Records supplied
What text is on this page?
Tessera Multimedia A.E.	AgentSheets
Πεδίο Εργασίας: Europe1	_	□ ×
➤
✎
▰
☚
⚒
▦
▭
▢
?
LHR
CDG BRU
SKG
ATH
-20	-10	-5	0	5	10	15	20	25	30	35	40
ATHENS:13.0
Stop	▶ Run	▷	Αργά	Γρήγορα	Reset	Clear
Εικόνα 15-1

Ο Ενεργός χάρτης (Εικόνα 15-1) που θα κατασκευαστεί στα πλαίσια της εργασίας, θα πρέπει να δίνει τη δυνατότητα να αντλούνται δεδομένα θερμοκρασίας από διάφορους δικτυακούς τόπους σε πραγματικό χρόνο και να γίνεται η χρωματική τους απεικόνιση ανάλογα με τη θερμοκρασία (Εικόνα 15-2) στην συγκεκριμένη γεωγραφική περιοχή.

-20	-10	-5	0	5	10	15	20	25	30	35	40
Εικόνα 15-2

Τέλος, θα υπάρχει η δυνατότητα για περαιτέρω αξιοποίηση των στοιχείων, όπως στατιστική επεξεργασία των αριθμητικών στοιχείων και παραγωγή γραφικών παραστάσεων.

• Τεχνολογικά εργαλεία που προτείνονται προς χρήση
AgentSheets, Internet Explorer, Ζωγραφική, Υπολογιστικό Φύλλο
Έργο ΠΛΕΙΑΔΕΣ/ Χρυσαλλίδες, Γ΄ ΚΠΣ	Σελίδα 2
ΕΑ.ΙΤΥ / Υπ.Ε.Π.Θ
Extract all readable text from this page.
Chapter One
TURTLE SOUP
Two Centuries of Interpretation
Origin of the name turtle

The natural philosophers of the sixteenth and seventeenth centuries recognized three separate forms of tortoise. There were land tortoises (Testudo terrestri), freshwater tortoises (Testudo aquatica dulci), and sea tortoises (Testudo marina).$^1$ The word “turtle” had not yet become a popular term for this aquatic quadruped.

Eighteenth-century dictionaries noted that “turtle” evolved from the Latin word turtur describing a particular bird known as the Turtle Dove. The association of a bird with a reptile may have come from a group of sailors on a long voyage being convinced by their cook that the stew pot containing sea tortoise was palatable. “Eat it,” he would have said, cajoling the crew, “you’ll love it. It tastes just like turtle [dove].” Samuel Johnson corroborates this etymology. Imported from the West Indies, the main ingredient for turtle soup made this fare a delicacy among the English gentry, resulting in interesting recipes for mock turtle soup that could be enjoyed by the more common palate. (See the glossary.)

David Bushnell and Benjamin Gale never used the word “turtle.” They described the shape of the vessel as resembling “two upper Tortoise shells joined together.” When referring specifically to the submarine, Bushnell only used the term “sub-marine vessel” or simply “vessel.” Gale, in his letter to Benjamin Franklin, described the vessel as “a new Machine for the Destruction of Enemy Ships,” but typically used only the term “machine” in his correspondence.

Exercise instructions
Repeat the data exactly. Leave nothing out.

Task solution
What text is on this page?
Tessera Multimedia A.E.	AgentSheets
Πεδίο Εργασίας: Europe1	_	□ ×
➤
✎
▰
☚
⚒
▦
▭
▢
?
LHR
CDG BRU
SKG
ATH
-20	-10	-5	0	5	10	15	20	25	30	35	40
ATHENS:13.0
Stop	▶ Run	▷	Αργά	Γρήγορα	Reset	Clear
Εικόνα 15-1

Ο Ενεργός χάρτης (Εικόνα 15-1) που θα κατασκευαστεί στα πλαίσια της εργασίας, θα πρέπει να δίνει τη δυνατότητα να αντλούνται δεδομένα θερμοκρασίας από διάφορους δικτυακούς τόπους σε πραγματικό χρόνο και να γίνεται η χρωματική τους απεικόνιση ανάλογα με τη θερμοκρασία (Εικόνα 15-2) στην συγκεκριμένη γεωγραφική περιοχή.

-20	-10	-5	0	5	10	15	20	25	30	35	40
Εικόνα 15-2

Τέλος, θα υπάρχει η δυνατότητα για περαιτέρω αξιοποίηση των στοιχείων, όπως στατιστική επεξεργασία των αριθμητικών στοιχείων και παραγωγή γραφικών παραστάσεων.

• Τεχνολογικά εργαλεία που προτείνονται προς χρήση
AgentSheets, Internet Explorer, Ζωγραφική, Υπολογιστικό Φύλλο
Έργο ΠΛΕΙΑΔΕΣ/ Χρυσαλλίδες, Γ΄ ΚΠΣ	Σελίδα 2
ΕΑ.ΙΤΥ / Υπ.Ε.Π.Θ
Extract all readable text from this page.
Chapter One
TURTLE SOUP
Two Centuries of Interpretation
Origin of the name turtle

The natural philosophers of the sixteenth and seventeenth centuries recognized three separate forms of tortoise. There were land tortoises (Testudo terrestri), freshwater tortoises (Testudo aquatica dulci), and sea tortoises (Testudo marina).$^1$ The word “turtle” had not yet become a popular term for this aquatic quadruped.

Eighteenth-century dictionaries noted that “turtle” evolved from the Latin word turtur describing a particular bird known as the Turtle Dove. The association of a bird with a reptile may have come from a group of sailors on a long voyage being convinced by their cook that the stew pot containing sea tortoise was palatable. “Eat it,” he would have said, cajoling the crew, “you’ll love it. It tastes just like turtle [dove].” Samuel Johnson corroborates this etymology. Imported from the West Indies, the main ingredient for turtle soup made this fare a delicacy among the English gentry, resulting in interesting recipes for mock turtle soup that could be enjoyed by the more common palate. (See the glossary.)

David Bushnell and Benjamin Gale never used the word “turtle.” They described the shape of the vessel as resembling “two upper Tortoise shells joined together.” When referring specifically to the submarine, Bushnell only used the term “sub-marine vessel” or simply “vessel.” Gale, in his letter to Benjamin Franklin, described the vessel as “a new Machine for the Destruction of Enemy Ships,” but typically used only the term “machine” in his correspondence.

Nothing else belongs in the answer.